### WHAT YOU HAVE TO DO
Reproduce each line exactly, including spacing and punctuation.

"""

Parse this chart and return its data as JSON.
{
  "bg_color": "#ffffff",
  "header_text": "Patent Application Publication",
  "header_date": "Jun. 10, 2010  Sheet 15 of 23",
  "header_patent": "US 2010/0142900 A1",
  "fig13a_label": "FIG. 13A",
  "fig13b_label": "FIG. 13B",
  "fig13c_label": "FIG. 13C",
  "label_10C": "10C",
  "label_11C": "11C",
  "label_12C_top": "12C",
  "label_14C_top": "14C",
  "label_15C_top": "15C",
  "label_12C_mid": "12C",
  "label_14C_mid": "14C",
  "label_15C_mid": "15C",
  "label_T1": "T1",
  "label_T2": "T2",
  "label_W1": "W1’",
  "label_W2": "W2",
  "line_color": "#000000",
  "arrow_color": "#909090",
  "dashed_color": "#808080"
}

"""

### EXPECTED ANSWER
Parse this chart and return its data as JSON.
{
  "bg_color": "#ffffff",
  "header_text": "Patent Application Publication",
  "header_date": "Jun. 10, 2010  Sheet 15 of 23",
  "header_patent": "US 2010/0142900 A1",
  "fig13a_label": "FIG. 13A",
  "fig13b_label": "FIG. 13B",
  "fig13c_label": "FIG. 13C",
  "label_10C": "10C",
  "label_11C": "11C",
  "label_12C_top": "12C",
  "label_14C_top": "14C",
  "label_15C_top": "15C",
  "label_12C_mid": "12C",
  "label_14C_mid": "14C",
  "label_15C_mid": "15C",
  "label_T1": "T1",
  "label_T2": "T2",
  "label_W1": "W1’",
  "label_W2": "W2",
  "line_color": "#000000",
  "arrow_color": "#909090",
  "dashed_color": "#808080"
}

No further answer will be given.